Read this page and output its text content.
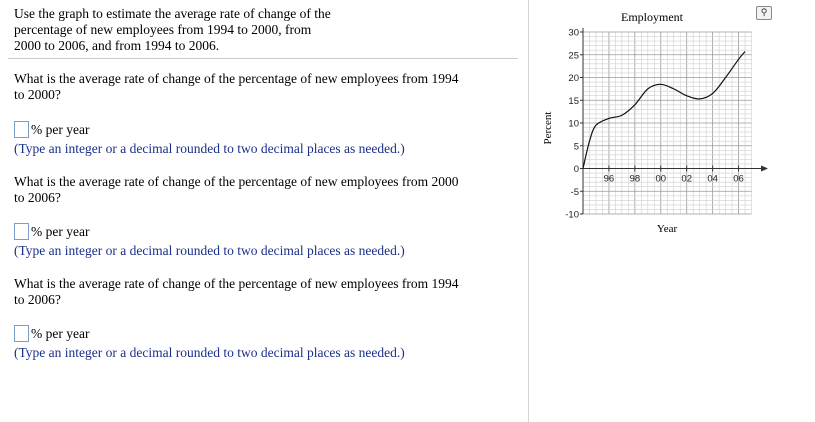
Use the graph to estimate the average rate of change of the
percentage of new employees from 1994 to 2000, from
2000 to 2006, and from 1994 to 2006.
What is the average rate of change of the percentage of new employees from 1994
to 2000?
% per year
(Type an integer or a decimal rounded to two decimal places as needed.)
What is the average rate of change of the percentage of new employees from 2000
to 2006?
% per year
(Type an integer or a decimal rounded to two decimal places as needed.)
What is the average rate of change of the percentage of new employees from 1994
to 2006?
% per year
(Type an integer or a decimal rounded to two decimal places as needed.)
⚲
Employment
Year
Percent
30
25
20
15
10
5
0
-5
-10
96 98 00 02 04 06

::::

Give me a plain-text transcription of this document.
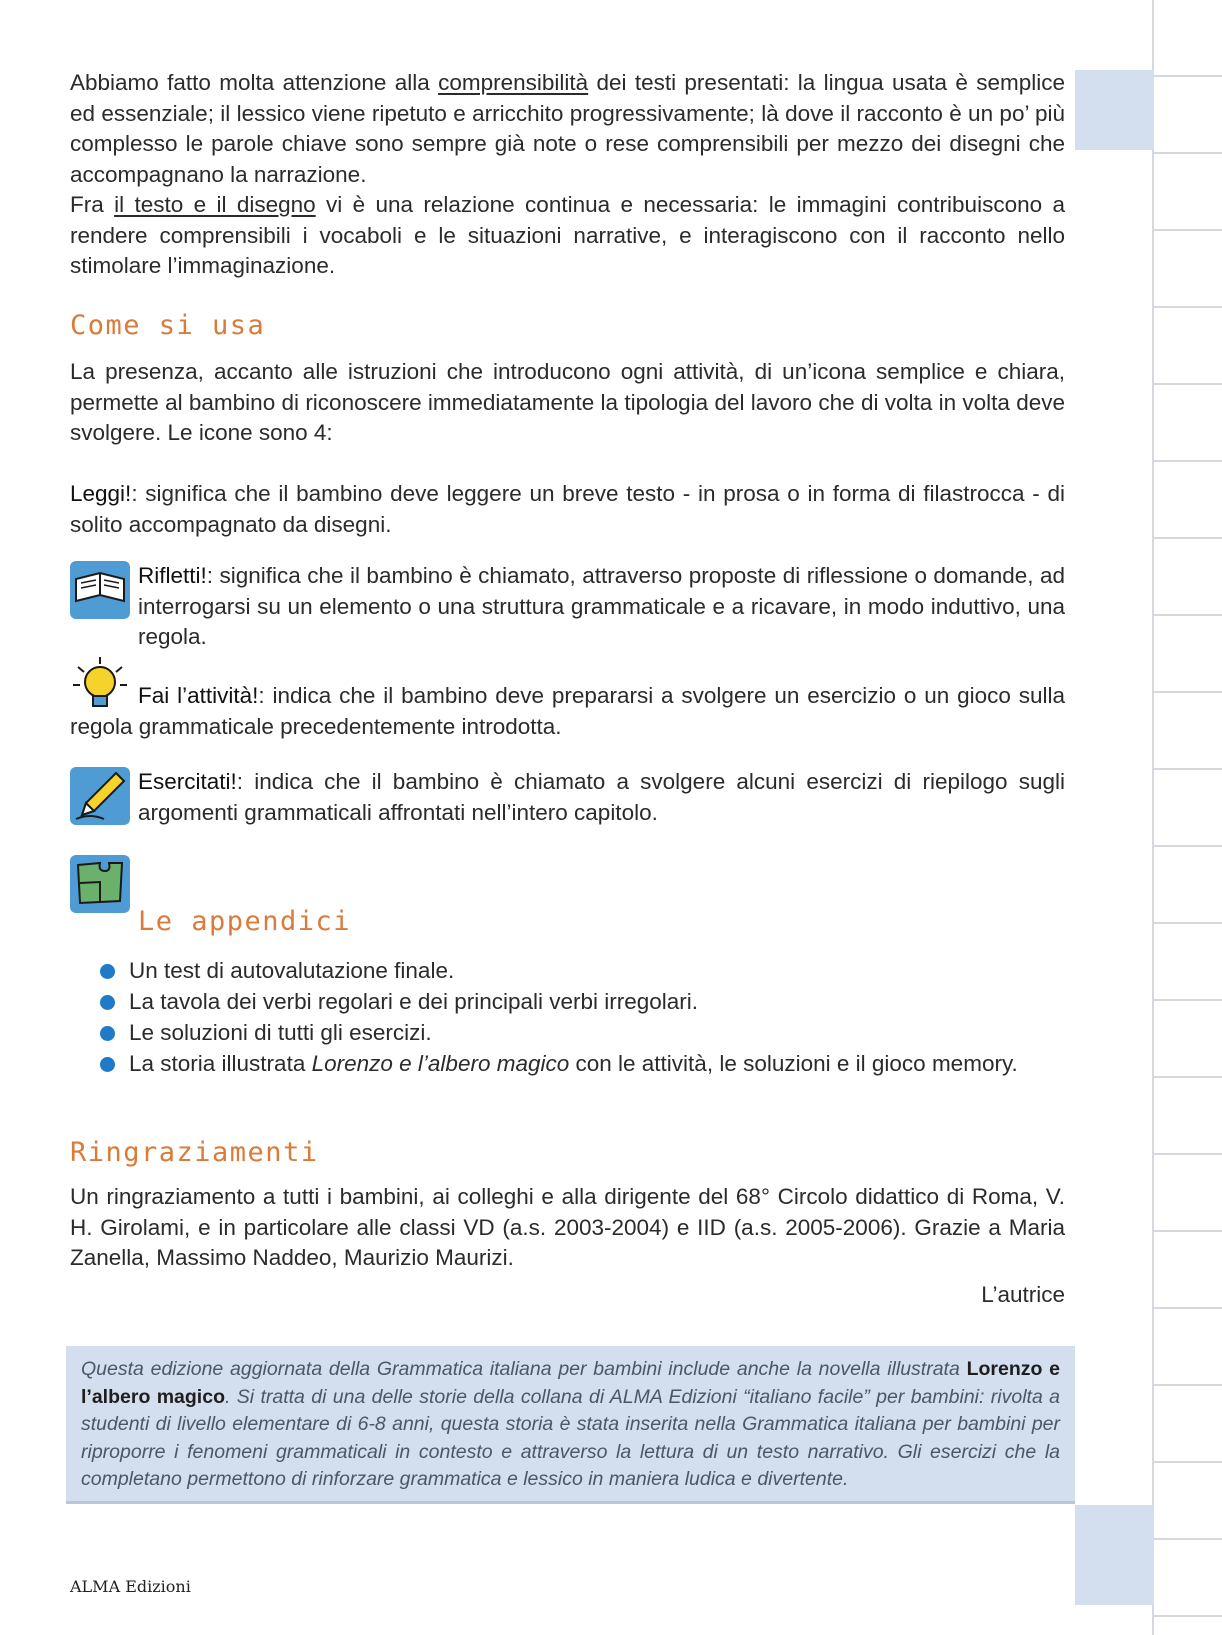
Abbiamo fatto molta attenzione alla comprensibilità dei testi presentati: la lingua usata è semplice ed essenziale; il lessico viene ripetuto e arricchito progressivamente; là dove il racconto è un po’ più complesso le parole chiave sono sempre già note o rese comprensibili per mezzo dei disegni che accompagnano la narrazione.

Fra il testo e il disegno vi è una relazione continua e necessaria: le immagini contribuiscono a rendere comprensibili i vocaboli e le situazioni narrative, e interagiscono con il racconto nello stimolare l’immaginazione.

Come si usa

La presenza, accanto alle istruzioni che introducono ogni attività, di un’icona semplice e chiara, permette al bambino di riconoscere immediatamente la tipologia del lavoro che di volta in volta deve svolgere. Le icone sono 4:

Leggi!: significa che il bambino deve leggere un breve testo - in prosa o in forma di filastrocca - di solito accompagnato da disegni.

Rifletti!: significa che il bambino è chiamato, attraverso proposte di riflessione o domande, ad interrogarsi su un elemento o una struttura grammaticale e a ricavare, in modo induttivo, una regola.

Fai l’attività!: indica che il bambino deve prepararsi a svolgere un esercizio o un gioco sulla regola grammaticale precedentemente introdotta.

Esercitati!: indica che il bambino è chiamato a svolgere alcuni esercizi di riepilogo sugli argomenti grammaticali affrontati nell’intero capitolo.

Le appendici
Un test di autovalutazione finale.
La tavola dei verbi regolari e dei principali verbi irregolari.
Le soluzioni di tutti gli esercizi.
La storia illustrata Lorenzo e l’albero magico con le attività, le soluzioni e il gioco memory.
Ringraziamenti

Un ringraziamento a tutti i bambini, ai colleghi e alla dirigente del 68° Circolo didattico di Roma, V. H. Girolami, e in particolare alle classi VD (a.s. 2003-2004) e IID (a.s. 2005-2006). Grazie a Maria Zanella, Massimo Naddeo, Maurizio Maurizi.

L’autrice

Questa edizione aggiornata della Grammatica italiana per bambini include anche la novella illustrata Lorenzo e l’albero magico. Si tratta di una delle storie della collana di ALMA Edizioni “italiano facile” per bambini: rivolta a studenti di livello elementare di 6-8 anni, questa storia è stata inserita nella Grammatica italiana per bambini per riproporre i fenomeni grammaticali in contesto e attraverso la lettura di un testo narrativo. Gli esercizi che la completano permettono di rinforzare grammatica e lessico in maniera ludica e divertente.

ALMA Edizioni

::::

● GIVEN INSTRUCTION:
Return every line above in which the string "grammaticale" occurs.

● SOLUTION TO THIS TASK:
Rifletti!: significa che il bambino è chiamato, attraverso proposte di riflessione o domande, ad interrogarsi su un elemento o una struttura grammaticale e a ricavare, in modo induttivo, una regola.
Fai l’attività!: indica che il bambino deve prepararsi a svolgere un esercizio o un gioco sulla regola grammaticale precedentemente introdotta.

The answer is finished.